━━━ Records supplied

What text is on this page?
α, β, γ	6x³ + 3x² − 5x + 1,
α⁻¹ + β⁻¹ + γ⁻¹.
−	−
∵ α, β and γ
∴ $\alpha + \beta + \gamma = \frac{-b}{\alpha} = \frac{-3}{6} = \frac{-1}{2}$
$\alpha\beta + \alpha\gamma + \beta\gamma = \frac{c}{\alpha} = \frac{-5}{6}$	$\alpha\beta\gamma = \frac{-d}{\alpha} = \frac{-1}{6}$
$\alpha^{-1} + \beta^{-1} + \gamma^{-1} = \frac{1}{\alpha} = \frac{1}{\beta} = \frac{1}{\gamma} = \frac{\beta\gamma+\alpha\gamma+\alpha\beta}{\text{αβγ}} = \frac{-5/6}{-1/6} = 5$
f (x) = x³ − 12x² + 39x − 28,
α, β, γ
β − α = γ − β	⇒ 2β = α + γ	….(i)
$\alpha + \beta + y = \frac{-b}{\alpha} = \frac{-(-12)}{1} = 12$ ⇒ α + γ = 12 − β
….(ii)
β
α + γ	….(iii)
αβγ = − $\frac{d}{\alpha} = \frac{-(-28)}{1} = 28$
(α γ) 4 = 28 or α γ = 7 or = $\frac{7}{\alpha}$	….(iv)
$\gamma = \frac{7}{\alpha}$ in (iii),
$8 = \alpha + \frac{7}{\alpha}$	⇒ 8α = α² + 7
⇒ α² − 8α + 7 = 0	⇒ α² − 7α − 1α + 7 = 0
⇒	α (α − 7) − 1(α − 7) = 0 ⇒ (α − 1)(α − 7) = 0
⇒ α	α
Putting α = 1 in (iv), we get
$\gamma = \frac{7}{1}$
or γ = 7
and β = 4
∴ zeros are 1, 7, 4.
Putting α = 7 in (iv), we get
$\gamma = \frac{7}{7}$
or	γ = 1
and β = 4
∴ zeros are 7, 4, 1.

━━━━━━

■ Exercise aim
Return every line above that contains the word "Putting".

■ Written response
Putting α = 1 in (iv), we get
Putting α = 7 in (iv), we get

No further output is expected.